**Votre tâche**
Réécrivez plus brièvement le paragraphe de l'article d'opinion sur la Libye qui commence par « Le culot n'a plus de limite », en conservant ses faits principaux.

Opinion
Libye : la
créature se rebiffe
Ahmed
Halfaoui
© Ahmed
Halfaoui
Mercredi 30 novembre
2011
Le culot
n'a plus de limite. Après l'ex-numéro 2
de la bande de Benghazi, voici un
éphémère Premier ministre et le numéro 1
en personne qui s'inquiètent des
ingérences étrangères en Libye (sic !).
Commençons par le premier cité,
l'éphémère Premier ministre qui fut,
aussi, ministre des Finances. Il insulte
ses compères «révolutionnaires» en nous
disant ceci : «Les voix que nous
entendons aujourd'hui sont les voix de
l'élite, les voix du Conseil national de
transition qui n'a pas été élu…», à la
bonne heure ! On ne lui en veut pas de
ne pas savoir que personne ne croit que
la bande qu'il servait ait été élue par
le peuple libyen. On ne lui en veut pas
non plus de vouloir nous apprendre la
chose. Mais, il pousse un peu loin la
chanson, en plus de la déloyauté
vis-à-vis de ceux qui l'ont extirpé de
l'anonymat pour en faire une
personnalité visible et sollicitée par
les médias. Non content de cela il
persiste et ajoute que le nouveau
gouvernement est «soutenu de l'extérieur
par l'argent, les armes et les relations
publiques». On reste sans voix devant un
tel cynisme, quand il faut pourtant
répliquer et rappeler que rien en Libye
d'aujourd'hui, lui-même compris, ne
serait sans des mois de bombardements,
d'approvisionnements en armes, de
dotations financières (qu'il gérait) et
de soutien diplomatique des pays de
l'OTAN et de leurs satrapes pétromonarques. Comme les scrupules ne
l'encombrent pas, il ne nous laissent
aucun répit en se faisant visionnaire :
«J'aperçois un danger pour la
souveraineté de la Libye, j'aperçois une
menace contre les richesses du peuple
libyen». Monsieur Ali Tarhouni, c'est
son nom, un nom qu'il faut retenir pour
la postérité, pour l'illustration de la
duplicité extrême. Jamais peut-être on
ne se sera moqué de la vérité à ce
niveau du ridicule. Un à un, les
«protégés» de l'Alliance atlantique
vont, certainement, se fendre de ce type
de discours. Puisque le grand chef
lui-même que les grands de ce monde ont
brandi devant les caméras et en ont
fait, par procuration, un personnage
arrogant et un exemple à suivre chez les
«Arabes», se met à fustiger le Qatar qui
lui a fabriqué les images des «milliers
de martyrs» initiaux, le «peuple
insurgé», une «révolution». Il s'attaque
au Qatar qui lui a fourni, avec ses
alliés, le «protecteur unifié», un
arsenal et des milliers de
«révolutionnaires». Cela a peut-être
quelque chose à voir avec l'obéissance à
d'autres soutiens mieux cotés en termes
de puissance et d'influence ou de
proximité d'intérêt, seulement, il
devrait mettre de la discrétion avant
que de s'exprimer publiquement.

**Données fournies**
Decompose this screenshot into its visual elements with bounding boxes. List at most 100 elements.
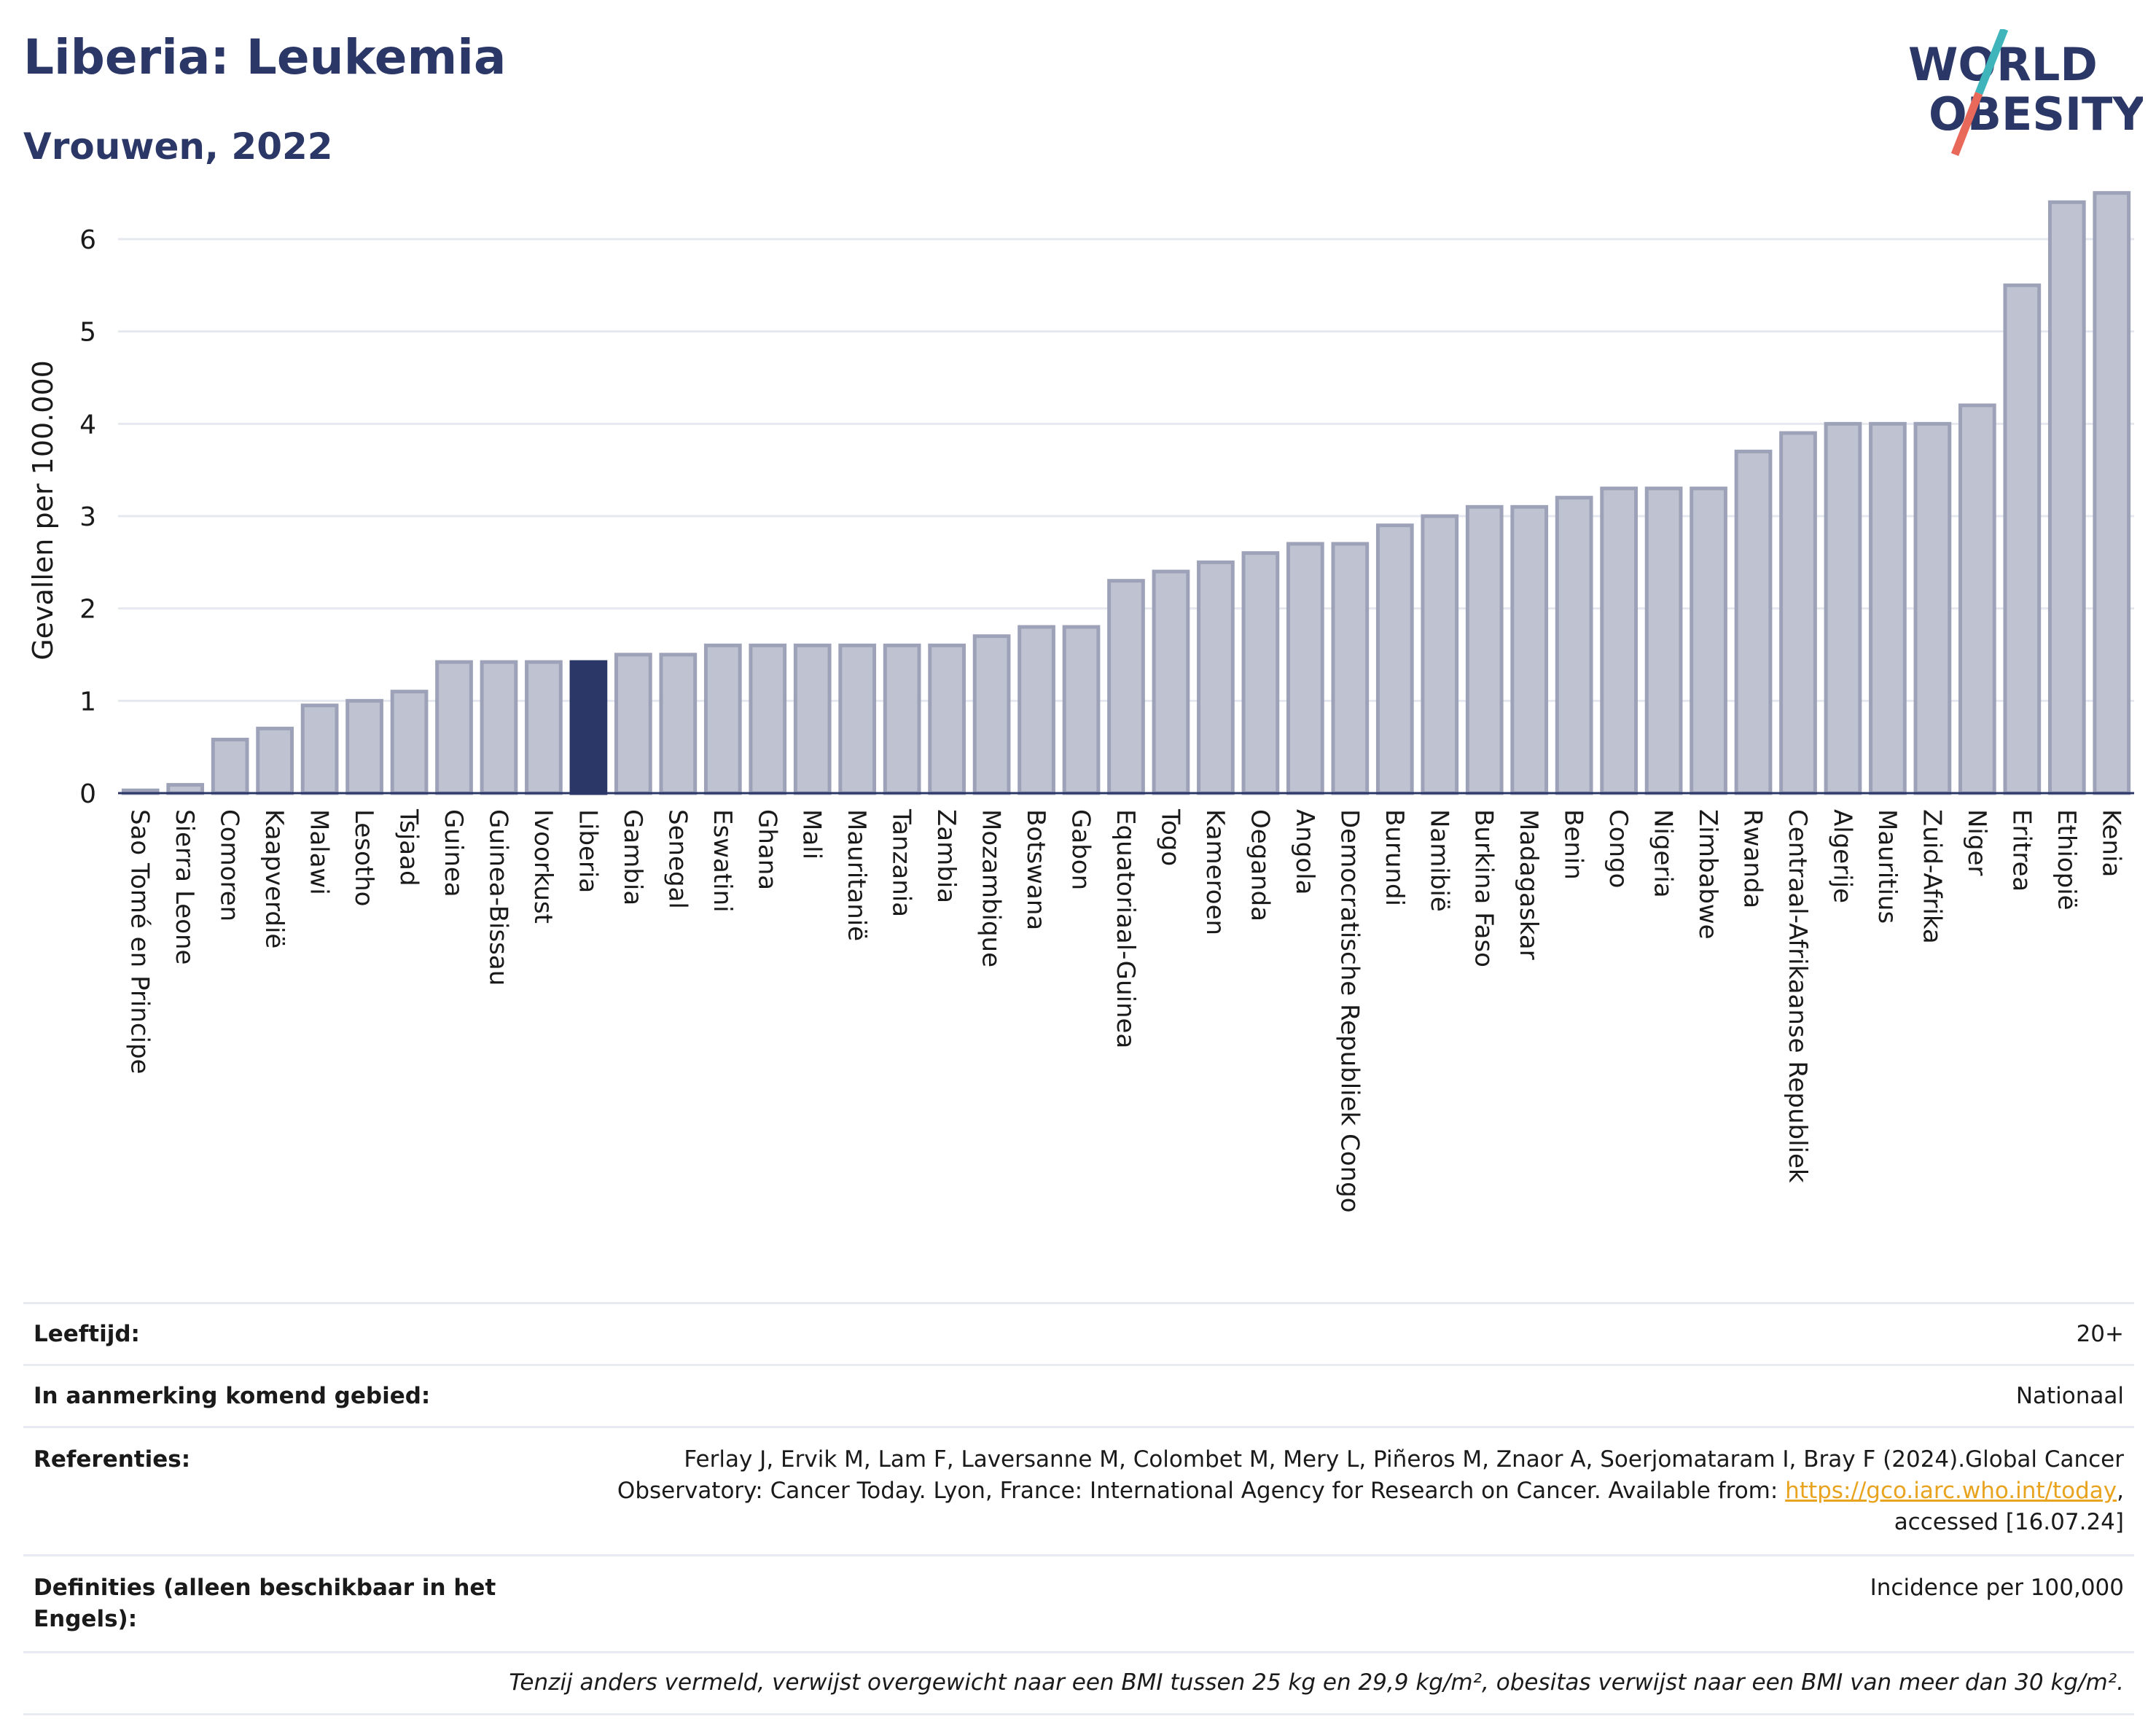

**Réponse au problème**
L'auteur dénonce le culot de figures du pouvoir de Benghazi qui s'inquiètent désormais des ingérences étrangères en Libye. Ali Tarhouni est un éphémère Premier ministre et un ancien ministre des Finances. Il reproche au Conseil national de transition de ne pas avoir été élu. Selon lui, le nouveau gouvernement est « soutenu de l'extérieur par l'argent, les armes et les relations publiques ». Il dit aussi voir un danger pour la souveraineté de la Libye et pour les richesses du peuple libyen. L'auteur y voit du cynisme et une extrême duplicité. Pour lui, rien dans la Libye d'aujourd'hui, Tarhouni compris, n'existerait sans des mois de bombardements, des armes, des fonds qu'il gérait lui-même et le soutien diplomatique de l'OTAN et des pétromonarchies. Le numéro 1 lui-même s'en prend au Qatar, qui lui a pourtant fourni des images, un arsenal et des milliers de « révolutionnaires ». L'auteur suppose qu'il obéit peut-être à des soutiens plus puissants et estime qu'il devrait faire preuve de plus de discrétion.